# Required work
Filter the records for lines holding the string "image".
····················
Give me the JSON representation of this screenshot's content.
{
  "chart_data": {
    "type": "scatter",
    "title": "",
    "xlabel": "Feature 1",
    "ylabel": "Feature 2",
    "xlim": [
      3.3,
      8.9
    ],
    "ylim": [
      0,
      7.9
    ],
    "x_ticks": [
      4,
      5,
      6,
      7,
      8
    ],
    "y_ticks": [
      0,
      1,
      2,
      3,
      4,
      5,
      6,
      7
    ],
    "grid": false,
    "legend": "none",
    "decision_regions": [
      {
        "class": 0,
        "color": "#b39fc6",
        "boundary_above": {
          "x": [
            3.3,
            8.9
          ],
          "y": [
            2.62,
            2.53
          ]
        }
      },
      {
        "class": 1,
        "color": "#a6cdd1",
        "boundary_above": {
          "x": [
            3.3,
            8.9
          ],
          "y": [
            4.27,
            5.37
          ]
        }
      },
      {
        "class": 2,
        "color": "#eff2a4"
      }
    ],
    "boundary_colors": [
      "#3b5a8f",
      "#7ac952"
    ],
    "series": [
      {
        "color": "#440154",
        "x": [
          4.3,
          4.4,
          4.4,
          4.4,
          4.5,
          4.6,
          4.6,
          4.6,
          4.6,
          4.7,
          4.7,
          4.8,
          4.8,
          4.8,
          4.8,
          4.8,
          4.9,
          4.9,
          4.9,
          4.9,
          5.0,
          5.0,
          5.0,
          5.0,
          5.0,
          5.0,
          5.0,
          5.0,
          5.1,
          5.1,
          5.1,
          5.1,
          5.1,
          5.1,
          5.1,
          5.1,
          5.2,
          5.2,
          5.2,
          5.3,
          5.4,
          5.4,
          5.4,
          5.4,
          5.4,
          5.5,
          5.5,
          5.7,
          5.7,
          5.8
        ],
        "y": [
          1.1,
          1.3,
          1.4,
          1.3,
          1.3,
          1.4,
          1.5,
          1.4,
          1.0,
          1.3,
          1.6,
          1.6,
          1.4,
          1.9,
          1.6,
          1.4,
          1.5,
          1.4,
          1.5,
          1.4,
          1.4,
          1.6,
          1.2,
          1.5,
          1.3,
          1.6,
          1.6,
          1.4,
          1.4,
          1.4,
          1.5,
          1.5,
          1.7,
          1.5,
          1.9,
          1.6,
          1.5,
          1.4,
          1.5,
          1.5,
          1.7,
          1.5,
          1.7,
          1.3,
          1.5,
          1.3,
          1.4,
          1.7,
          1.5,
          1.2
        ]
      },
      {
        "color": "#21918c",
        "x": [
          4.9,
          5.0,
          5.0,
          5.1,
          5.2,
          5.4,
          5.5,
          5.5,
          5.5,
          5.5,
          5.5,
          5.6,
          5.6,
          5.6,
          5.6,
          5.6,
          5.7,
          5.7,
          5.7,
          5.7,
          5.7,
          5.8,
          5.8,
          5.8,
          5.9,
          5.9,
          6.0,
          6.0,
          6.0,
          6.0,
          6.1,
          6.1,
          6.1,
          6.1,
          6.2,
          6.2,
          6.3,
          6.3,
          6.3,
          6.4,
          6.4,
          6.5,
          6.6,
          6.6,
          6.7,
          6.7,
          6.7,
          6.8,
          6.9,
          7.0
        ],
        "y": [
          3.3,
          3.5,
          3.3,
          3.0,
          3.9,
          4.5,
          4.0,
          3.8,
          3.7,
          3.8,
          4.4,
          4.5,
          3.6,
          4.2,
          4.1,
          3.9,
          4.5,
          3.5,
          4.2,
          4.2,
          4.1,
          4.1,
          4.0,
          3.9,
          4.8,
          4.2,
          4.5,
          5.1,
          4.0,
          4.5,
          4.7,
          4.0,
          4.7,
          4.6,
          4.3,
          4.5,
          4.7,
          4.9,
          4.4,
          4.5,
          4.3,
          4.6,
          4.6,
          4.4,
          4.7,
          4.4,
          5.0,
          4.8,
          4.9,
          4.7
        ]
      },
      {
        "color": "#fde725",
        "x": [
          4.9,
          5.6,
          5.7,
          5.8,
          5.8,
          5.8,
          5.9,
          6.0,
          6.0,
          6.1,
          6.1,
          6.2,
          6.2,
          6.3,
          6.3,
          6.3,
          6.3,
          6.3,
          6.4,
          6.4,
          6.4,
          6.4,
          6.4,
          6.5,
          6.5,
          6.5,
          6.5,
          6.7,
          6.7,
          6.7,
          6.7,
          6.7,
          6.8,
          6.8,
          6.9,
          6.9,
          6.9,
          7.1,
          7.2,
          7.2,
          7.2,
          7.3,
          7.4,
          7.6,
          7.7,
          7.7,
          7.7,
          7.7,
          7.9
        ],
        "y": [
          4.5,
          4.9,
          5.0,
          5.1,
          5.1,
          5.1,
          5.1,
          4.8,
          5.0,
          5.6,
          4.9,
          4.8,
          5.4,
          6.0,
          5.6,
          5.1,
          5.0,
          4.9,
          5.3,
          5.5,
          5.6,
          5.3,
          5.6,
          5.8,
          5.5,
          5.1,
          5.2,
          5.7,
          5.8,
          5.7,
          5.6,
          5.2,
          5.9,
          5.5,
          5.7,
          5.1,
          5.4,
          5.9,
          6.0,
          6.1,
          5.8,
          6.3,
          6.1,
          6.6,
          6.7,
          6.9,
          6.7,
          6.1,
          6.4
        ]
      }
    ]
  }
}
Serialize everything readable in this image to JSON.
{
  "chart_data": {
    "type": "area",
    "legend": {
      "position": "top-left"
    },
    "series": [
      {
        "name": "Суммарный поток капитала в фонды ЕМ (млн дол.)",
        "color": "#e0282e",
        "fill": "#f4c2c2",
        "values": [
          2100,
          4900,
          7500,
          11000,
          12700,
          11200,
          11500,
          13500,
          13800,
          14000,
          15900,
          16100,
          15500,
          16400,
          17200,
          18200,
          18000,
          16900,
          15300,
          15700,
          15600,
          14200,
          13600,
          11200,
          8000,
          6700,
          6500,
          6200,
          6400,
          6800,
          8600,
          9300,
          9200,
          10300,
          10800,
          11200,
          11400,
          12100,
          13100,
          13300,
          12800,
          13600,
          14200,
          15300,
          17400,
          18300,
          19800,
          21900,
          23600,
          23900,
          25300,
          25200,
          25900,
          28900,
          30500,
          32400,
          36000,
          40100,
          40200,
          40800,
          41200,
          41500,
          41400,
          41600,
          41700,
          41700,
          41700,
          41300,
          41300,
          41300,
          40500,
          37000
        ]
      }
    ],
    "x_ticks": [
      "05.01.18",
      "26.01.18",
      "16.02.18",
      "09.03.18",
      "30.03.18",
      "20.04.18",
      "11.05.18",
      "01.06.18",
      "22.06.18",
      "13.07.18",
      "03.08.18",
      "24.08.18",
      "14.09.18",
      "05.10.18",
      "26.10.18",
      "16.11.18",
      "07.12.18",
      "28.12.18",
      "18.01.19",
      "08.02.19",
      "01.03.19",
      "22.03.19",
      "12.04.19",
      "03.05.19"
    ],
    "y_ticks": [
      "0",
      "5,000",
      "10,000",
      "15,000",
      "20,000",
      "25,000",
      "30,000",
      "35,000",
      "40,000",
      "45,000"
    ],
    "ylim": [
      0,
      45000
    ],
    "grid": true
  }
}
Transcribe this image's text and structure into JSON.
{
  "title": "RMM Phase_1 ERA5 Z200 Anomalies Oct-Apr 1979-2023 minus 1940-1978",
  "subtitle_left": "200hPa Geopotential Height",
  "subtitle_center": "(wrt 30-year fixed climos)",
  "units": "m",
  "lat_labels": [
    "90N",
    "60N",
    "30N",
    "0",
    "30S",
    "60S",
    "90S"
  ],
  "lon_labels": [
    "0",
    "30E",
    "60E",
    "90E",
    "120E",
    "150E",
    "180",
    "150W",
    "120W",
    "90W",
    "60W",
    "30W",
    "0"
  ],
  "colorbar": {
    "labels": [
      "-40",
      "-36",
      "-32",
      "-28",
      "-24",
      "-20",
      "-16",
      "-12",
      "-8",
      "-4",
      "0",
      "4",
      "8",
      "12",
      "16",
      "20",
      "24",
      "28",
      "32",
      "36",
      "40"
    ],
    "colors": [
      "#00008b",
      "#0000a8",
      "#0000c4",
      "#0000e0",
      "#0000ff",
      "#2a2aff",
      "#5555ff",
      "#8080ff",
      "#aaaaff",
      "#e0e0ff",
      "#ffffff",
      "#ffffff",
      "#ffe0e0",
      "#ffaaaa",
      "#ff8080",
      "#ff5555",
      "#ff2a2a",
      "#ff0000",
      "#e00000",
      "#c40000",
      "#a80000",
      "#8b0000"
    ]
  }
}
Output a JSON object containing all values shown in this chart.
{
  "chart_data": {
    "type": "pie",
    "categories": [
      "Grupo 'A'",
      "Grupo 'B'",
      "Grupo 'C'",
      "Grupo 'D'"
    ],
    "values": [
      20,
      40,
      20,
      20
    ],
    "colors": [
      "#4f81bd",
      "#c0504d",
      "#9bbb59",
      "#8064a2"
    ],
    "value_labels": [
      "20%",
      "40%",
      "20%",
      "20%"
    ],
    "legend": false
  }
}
····················
# Solution below
Serialize everything readable in this image to JSON.
Transcribe this image's text and structure into JSON.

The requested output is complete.